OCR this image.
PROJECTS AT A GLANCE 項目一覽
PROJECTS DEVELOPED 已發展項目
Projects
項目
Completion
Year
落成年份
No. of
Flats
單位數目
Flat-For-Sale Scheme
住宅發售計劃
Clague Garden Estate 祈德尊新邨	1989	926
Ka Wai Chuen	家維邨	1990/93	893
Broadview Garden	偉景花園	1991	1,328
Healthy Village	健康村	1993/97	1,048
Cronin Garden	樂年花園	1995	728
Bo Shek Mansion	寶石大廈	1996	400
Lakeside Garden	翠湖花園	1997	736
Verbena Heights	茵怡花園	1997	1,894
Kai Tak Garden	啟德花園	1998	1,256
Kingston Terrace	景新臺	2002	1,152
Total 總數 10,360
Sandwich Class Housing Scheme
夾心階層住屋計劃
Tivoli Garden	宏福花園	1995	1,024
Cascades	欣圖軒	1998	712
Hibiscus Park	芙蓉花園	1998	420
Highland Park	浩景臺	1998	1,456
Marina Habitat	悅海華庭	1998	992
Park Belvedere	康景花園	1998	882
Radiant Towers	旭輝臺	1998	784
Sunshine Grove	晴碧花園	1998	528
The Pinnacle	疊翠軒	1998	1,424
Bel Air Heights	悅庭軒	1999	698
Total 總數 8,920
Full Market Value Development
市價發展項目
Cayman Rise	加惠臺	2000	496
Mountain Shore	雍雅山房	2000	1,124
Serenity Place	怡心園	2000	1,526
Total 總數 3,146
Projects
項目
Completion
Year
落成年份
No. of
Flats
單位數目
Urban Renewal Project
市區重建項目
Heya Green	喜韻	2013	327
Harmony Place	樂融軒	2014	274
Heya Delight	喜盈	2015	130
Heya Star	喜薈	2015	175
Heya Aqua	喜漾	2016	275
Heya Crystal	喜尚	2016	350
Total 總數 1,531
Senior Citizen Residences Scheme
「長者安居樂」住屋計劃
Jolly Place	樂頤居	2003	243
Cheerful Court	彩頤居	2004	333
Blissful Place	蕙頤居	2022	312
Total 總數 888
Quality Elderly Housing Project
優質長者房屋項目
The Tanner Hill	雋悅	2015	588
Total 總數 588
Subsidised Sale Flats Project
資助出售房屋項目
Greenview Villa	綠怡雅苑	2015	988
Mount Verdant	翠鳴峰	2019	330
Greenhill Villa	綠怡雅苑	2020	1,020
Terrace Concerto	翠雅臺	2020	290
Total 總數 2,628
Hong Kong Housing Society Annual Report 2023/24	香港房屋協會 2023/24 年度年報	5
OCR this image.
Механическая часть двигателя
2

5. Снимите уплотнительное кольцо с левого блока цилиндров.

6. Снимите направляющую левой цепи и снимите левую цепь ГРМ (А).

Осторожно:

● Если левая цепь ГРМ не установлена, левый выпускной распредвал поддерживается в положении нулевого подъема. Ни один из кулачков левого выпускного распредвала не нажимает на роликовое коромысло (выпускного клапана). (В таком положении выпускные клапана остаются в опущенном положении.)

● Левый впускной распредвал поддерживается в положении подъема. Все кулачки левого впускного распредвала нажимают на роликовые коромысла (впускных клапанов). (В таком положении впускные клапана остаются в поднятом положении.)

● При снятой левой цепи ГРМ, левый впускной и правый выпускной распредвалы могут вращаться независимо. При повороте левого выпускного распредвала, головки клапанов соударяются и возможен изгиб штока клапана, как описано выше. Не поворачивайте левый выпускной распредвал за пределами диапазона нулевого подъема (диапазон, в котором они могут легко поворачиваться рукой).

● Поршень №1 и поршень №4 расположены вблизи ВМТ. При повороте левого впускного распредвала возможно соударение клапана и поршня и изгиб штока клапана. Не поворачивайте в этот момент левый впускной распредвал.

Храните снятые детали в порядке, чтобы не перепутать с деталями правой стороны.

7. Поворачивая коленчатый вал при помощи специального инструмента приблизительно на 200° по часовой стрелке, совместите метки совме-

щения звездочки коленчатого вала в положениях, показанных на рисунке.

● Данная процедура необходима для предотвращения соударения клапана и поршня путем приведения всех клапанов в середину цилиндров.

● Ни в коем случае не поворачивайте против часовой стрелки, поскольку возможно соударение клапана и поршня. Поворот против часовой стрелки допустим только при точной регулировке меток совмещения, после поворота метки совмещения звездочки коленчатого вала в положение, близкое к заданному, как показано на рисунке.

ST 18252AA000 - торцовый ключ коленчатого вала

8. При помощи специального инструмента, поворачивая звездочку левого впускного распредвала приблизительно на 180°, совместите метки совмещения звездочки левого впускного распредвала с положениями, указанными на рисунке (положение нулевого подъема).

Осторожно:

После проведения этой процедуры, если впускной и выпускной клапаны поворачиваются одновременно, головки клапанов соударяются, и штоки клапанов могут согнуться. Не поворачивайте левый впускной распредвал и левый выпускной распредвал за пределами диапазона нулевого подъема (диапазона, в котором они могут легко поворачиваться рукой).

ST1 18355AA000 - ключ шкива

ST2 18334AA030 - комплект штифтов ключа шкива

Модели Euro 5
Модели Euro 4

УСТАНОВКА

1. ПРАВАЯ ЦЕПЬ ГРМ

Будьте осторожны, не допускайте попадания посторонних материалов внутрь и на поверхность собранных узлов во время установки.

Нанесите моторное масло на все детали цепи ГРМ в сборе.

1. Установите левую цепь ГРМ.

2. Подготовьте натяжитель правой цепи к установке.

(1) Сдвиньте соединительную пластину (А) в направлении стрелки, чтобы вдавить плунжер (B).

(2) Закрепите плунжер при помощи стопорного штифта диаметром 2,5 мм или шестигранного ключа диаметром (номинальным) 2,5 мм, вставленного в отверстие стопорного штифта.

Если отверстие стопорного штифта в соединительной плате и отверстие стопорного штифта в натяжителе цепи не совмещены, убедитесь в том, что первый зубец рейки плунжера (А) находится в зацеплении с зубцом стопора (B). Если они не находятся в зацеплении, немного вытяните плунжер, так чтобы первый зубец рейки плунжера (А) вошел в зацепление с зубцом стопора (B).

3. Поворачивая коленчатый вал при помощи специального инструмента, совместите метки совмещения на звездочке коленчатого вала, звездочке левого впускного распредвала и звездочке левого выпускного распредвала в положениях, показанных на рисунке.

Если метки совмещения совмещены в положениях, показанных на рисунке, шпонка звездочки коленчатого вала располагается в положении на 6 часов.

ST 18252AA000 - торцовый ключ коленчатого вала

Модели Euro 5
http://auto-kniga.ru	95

###

TASK PROMPT:
Select all lines in the listing that include the word "головки".

ANSWER TO THE EXERCISE:
● При снятой левой цепи ГРМ, левый впускной и правый выпускной распредвалы могут вращаться независимо. При повороте левого выпускного распредвала, головки клапанов соударяются и возможен изгиб штока клапана, как описано выше. Не поворачивайте левый выпускной распредвал за пределами диапазона нулевого подъема (диапазон, в котором они могут легко поворачиваться рукой).
После проведения этой процедуры, если впускной и выпускной клапаны поворачиваются одновременно, головки клапанов соударяются, и штоки клапанов могут согнуться. Не поворачивайте левый впускной распредвал и левый выпускной распредвал за пределами диапазона нулевого подъема (диапазона, в котором они могут легко поворачиваться рукой).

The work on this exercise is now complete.